**** TEXT TO READ ****

Pure McCartney is a live DVD/CD and DVD/2-LP album by singer-songwriters Tim Christensen, Mike Viola, and Tracy Bonham, with the band The Damn Crystals, released in 2013.

Overview 
Pure McCartney contains a recording of a one-off tribute concert at Vega in Copenhagen in celebration of Sir Paul McCartney's 70th birthday that day.

Bassist Søren Koch once saw Viola play in New York, and thought that he had a strong musical match with Christensen, so he introduced the two. Christensen and Viola found out that the 1971 McCartney album Ram is their mutual favorite album, and the idea arose to hold a concert in honor of McCartney's 70th birthday on 18 June 2012. The set list consisted of songs from Ram alongside several other post-Beatles songs. Vega's large concert hall, with a capacity of 1,500, was sold out.

The concert was filmed and released eight months after the show on DVD/CD and DVD/2-LP, featuring artwork inspired by Ram by Paul "Yellow1" Wilson, who has previously done work on several other releases of Christensen and his band Dizzy Mizz Lizzy.

Noel Gallagher was planned to become a surprise guest. Christensen and Gallagher appeared on Danish television, where they were competing in a small quiz about The Beatles. They got along well with each other backstage and also talked about the McCartney concert, but they never heard back from Gallagher's manager.

**** DATASET ROWS ****

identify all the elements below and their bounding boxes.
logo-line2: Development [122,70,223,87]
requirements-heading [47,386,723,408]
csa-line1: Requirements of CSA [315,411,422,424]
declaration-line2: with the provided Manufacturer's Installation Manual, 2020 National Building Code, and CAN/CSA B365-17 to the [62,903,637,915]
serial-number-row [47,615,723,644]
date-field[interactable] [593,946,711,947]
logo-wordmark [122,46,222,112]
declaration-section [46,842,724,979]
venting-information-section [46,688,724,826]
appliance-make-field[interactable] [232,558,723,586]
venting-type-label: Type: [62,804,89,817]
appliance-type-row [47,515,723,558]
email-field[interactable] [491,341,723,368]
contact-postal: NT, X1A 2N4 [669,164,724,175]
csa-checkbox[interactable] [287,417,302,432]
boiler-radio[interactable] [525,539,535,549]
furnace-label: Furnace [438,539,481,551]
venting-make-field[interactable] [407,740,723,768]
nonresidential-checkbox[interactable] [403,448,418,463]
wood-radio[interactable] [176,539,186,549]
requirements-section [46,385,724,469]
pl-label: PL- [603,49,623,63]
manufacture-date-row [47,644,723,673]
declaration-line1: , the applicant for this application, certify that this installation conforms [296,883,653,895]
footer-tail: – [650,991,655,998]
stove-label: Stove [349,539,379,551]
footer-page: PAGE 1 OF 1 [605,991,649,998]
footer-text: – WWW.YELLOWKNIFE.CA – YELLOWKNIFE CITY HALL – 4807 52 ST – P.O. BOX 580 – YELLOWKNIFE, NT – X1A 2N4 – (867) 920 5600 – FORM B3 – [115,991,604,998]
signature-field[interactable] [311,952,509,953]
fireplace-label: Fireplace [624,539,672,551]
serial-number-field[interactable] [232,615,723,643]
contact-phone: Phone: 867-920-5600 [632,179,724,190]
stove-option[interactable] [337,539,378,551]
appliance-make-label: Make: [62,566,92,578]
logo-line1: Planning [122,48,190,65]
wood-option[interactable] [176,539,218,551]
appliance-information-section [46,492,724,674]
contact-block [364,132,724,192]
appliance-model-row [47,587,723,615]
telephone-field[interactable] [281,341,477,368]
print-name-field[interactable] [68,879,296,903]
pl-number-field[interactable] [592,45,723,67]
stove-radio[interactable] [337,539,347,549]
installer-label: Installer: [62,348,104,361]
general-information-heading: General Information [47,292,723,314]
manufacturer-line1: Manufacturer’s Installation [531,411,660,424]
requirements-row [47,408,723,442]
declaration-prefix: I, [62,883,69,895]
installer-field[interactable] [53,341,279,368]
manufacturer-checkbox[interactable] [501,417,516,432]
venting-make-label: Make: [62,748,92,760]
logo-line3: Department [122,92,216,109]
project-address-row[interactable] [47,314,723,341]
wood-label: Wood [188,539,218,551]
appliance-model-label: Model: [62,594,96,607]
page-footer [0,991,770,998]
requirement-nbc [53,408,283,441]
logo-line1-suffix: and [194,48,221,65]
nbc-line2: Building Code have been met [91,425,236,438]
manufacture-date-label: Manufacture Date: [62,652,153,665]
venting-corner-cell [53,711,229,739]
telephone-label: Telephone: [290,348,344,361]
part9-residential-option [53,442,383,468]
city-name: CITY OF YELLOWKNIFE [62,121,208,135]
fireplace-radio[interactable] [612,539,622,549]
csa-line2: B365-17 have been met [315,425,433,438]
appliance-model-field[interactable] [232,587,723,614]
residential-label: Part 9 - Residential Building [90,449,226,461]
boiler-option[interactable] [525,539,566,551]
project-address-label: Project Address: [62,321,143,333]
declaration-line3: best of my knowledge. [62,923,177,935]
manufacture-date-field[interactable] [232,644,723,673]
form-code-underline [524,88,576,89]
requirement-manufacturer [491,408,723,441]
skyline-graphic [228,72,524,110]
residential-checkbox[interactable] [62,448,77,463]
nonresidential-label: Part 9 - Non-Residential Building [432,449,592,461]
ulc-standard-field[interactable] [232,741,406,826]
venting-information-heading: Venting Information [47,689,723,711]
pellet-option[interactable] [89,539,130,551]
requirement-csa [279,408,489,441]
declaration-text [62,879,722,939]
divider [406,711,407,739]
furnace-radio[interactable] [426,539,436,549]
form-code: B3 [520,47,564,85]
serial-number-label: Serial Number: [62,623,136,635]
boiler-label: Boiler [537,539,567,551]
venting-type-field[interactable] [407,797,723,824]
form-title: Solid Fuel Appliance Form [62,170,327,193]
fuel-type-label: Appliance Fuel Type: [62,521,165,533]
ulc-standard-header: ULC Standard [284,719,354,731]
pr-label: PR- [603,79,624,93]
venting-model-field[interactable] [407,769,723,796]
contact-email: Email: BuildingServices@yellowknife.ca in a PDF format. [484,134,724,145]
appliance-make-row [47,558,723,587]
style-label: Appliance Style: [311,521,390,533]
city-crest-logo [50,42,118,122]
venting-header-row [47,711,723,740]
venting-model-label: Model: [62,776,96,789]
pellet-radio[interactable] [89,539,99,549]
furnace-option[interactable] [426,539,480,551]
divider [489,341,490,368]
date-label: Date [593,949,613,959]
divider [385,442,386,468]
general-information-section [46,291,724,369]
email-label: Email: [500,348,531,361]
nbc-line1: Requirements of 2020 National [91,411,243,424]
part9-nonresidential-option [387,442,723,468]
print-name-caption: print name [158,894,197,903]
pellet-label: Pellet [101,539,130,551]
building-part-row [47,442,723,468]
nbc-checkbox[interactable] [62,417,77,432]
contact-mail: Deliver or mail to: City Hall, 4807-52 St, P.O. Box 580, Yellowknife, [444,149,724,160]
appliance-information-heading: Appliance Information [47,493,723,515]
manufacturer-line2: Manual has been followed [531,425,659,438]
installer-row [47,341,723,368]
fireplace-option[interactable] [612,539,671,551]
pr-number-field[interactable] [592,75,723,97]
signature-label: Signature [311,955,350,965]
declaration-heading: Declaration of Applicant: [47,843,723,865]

****

REQUESTS -
[1] Condense the paragraph of the Pure McCartney text that begins "Bassist Søren Koch once saw" into a shorter version that keeps its main facts.
[2] Output the records verbatim, starting at the first line of the records and ending at the line that contains "boiler-radio[interactable] [525,539,535,549]", with both ends included.

SOLUTION LIST -
[1] Bassist Søren Koch saw Viola play in New York, sensed a strong musical match with Christensen, and introduced them. Sharing McCartney's 1971 album Ram as their favorite, the two conceived a concert for McCartney's 70th birthday on 18 June 2012. The set list combined Ram songs with other post-Beatles songs, and Vega's 1,500-capacity large hall sold out.

[2]
identify all the elements below and their bounding boxes.
logo-line2: Development [122,70,223,87]
requirements-heading [47,386,723,408]
csa-line1: Requirements of CSA [315,411,422,424]
declaration-line2: with the provided Manufacturer's Installation Manual, 2020 National Building Code, and CAN/CSA B365-17 to the [62,903,637,915]
serial-number-row [47,615,723,644]
date-field[interactable] [593,946,711,947]
logo-wordmark [122,46,222,112]
declaration-section [46,842,724,979]
venting-information-section [46,688,724,826]
appliance-make-field[interactable] [232,558,723,586]
venting-type-label: Type: [62,804,89,817]
appliance-type-row [47,515,723,558]
email-field[interactable] [491,341,723,368]
contact-postal: NT, X1A 2N4 [669,164,724,175]
csa-checkbox[interactable] [287,417,302,432]
boiler-radio[interactable] [525,539,535,549]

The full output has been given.